■ What the exercise asks
All of the entries must be reproduced exactly, with no images carried over.

* * *

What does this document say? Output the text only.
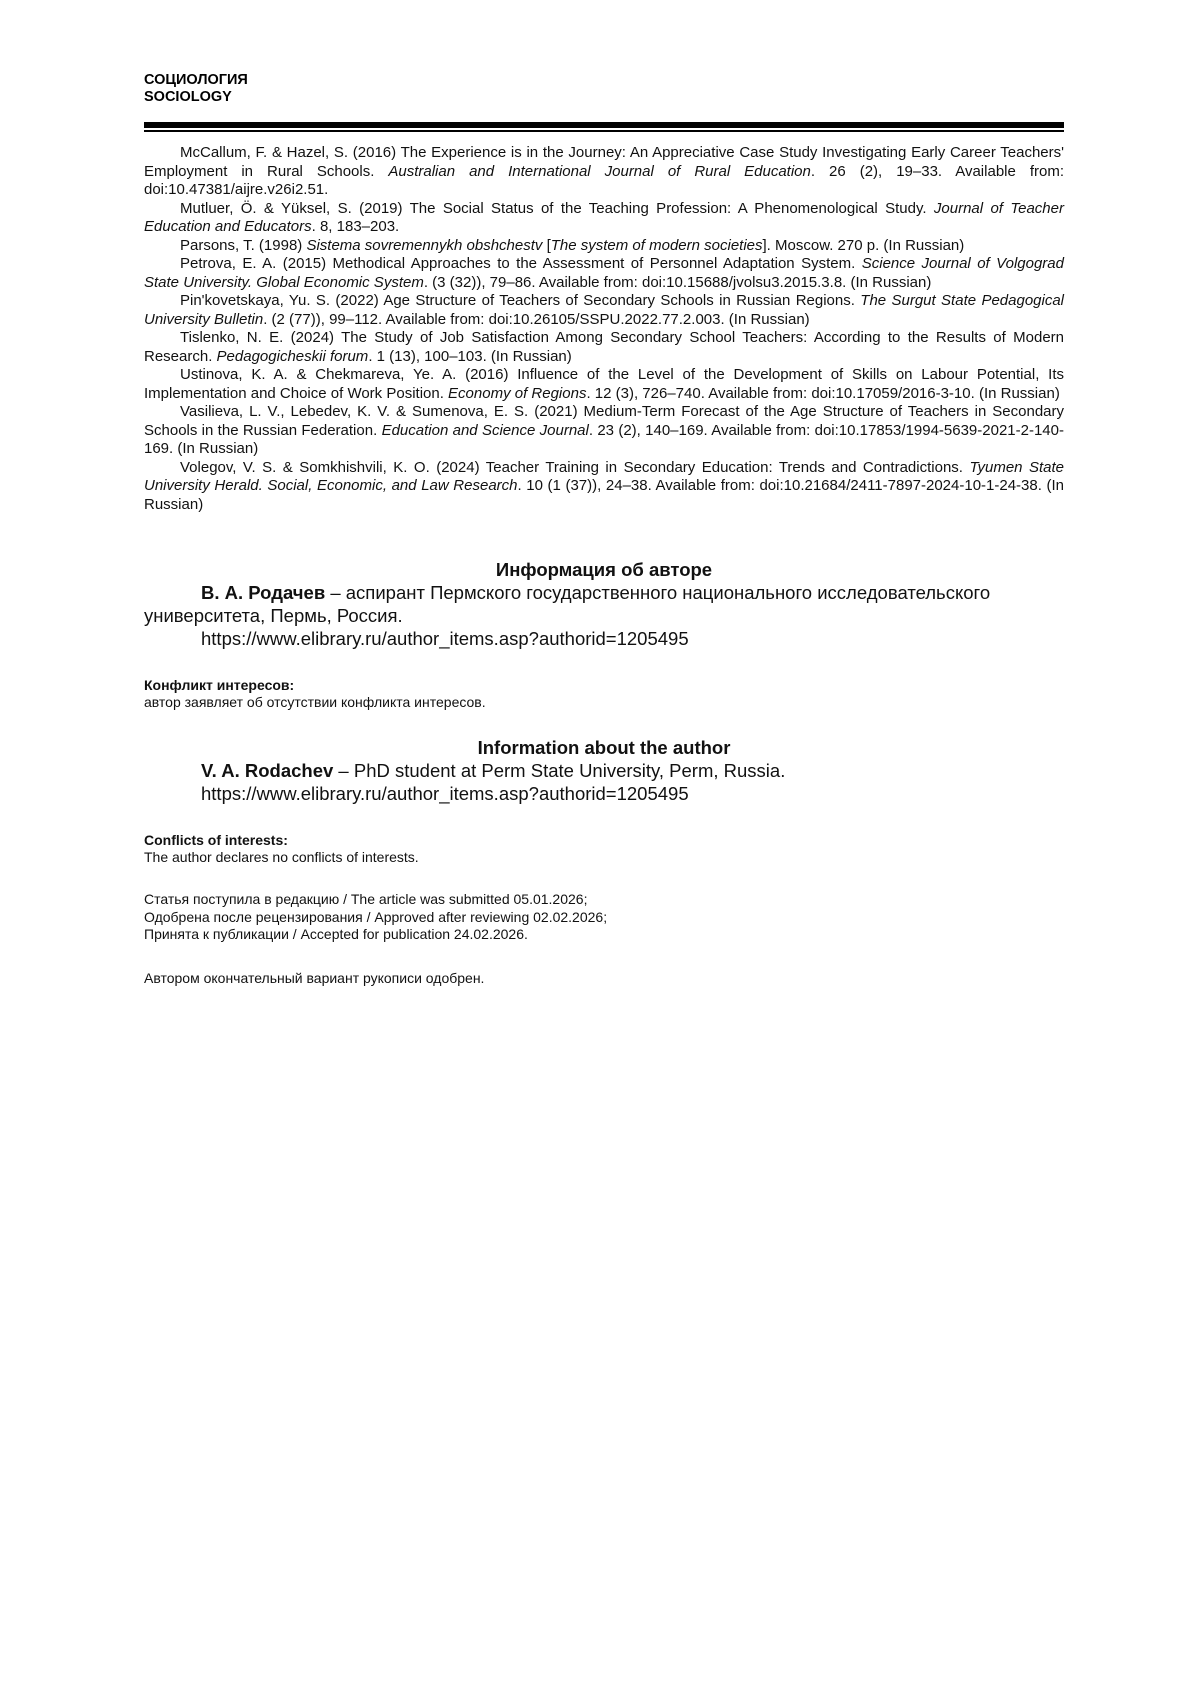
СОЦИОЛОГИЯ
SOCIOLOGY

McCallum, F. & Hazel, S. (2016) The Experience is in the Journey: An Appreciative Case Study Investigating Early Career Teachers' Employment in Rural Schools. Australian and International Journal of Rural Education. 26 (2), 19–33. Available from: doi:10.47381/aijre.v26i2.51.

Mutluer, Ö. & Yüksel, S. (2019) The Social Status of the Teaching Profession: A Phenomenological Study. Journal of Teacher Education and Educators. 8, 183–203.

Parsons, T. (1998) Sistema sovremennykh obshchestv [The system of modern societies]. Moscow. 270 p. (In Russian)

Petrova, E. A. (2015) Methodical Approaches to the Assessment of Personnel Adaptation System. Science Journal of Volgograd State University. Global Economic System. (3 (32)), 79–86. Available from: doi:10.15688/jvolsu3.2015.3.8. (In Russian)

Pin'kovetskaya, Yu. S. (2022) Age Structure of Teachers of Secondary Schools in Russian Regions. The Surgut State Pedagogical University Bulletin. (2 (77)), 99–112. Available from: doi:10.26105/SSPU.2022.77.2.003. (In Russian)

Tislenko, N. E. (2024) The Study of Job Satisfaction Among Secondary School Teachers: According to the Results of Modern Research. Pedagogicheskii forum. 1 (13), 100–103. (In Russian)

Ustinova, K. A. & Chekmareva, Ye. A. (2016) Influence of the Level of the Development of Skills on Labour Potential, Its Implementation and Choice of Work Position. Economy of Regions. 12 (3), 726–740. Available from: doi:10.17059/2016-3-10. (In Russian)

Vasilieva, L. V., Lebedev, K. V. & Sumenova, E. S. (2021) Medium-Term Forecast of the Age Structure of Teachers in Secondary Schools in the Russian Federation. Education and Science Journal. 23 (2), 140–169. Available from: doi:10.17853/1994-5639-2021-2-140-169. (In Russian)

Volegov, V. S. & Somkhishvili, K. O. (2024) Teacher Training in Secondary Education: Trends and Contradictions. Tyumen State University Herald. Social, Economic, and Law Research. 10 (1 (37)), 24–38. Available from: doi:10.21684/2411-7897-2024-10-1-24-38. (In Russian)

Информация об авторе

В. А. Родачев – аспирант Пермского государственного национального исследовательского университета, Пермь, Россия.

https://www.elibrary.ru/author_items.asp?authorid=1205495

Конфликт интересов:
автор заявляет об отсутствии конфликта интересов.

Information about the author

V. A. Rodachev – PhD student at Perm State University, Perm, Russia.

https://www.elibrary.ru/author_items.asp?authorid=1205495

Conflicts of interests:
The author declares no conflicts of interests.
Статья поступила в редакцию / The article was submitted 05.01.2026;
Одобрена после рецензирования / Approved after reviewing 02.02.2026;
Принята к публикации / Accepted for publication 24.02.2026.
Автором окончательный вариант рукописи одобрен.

* * *

■ Solution below
What does this document say? Output the text only.
СОЦИОЛОГИЯ
SOCIOLOGY

McCallum, F. & Hazel, S. (2016) The Experience is in the Journey: An Appreciative Case Study Investigating Early Career Teachers' Employment in Rural Schools. Australian and International Journal of Rural Education. 26 (2), 19–33. Available from: doi:10.47381/aijre.v26i2.51.

Mutluer, Ö. & Yüksel, S. (2019) The Social Status of the Teaching Profession: A Phenomenological Study. Journal of Teacher Education and Educators. 8, 183–203.

Parsons, T. (1998) Sistema sovremennykh obshchestv [The system of modern societies]. Moscow. 270 p. (In Russian)

Petrova, E. A. (2015) Methodical Approaches to the Assessment of Personnel Adaptation System. Science Journal of Volgograd State University. Global Economic System. (3 (32)), 79–86. Available from: doi:10.15688/jvolsu3.2015.3.8. (In Russian)

Pin'kovetskaya, Yu. S. (2022) Age Structure of Teachers of Secondary Schools in Russian Regions. The Surgut State Pedagogical University Bulletin. (2 (77)), 99–112. Available from: doi:10.26105/SSPU.2022.77.2.003. (In Russian)

Tislenko, N. E. (2024) The Study of Job Satisfaction Among Secondary School Teachers: According to the Results of Modern Research. Pedagogicheskii forum. 1 (13), 100–103. (In Russian)

Ustinova, K. A. & Chekmareva, Ye. A. (2016) Influence of the Level of the Development of Skills on Labour Potential, Its Implementation and Choice of Work Position. Economy of Regions. 12 (3), 726–740. Available from: doi:10.17059/2016-3-10. (In Russian)

Vasilieva, L. V., Lebedev, K. V. & Sumenova, E. S. (2021) Medium-Term Forecast of the Age Structure of Teachers in Secondary Schools in the Russian Federation. Education and Science Journal. 23 (2), 140–169. Available from: doi:10.17853/1994-5639-2021-2-140-169. (In Russian)

Volegov, V. S. & Somkhishvili, K. O. (2024) Teacher Training in Secondary Education: Trends and Contradictions. Tyumen State University Herald. Social, Economic, and Law Research. 10 (1 (37)), 24–38. Available from: doi:10.21684/2411-7897-2024-10-1-24-38. (In Russian)

Информация об авторе

В. А. Родачев – аспирант Пермского государственного национального исследовательского университета, Пермь, Россия.

https://www.elibrary.ru/author_items.asp?authorid=1205495

Конфликт интересов:
автор заявляет об отсутствии конфликта интересов.

Information about the author

V. A. Rodachev – PhD student at Perm State University, Perm, Russia.

https://www.elibrary.ru/author_items.asp?authorid=1205495

Conflicts of interests:
The author declares no conflicts of interests.
Статья поступила в редакцию / The article was submitted 05.01.2026;
Одобрена после рецензирования / Approved after reviewing 02.02.2026;
Принята к публикации / Accepted for publication 24.02.2026.
Автором окончательный вариант рукописи одобрен.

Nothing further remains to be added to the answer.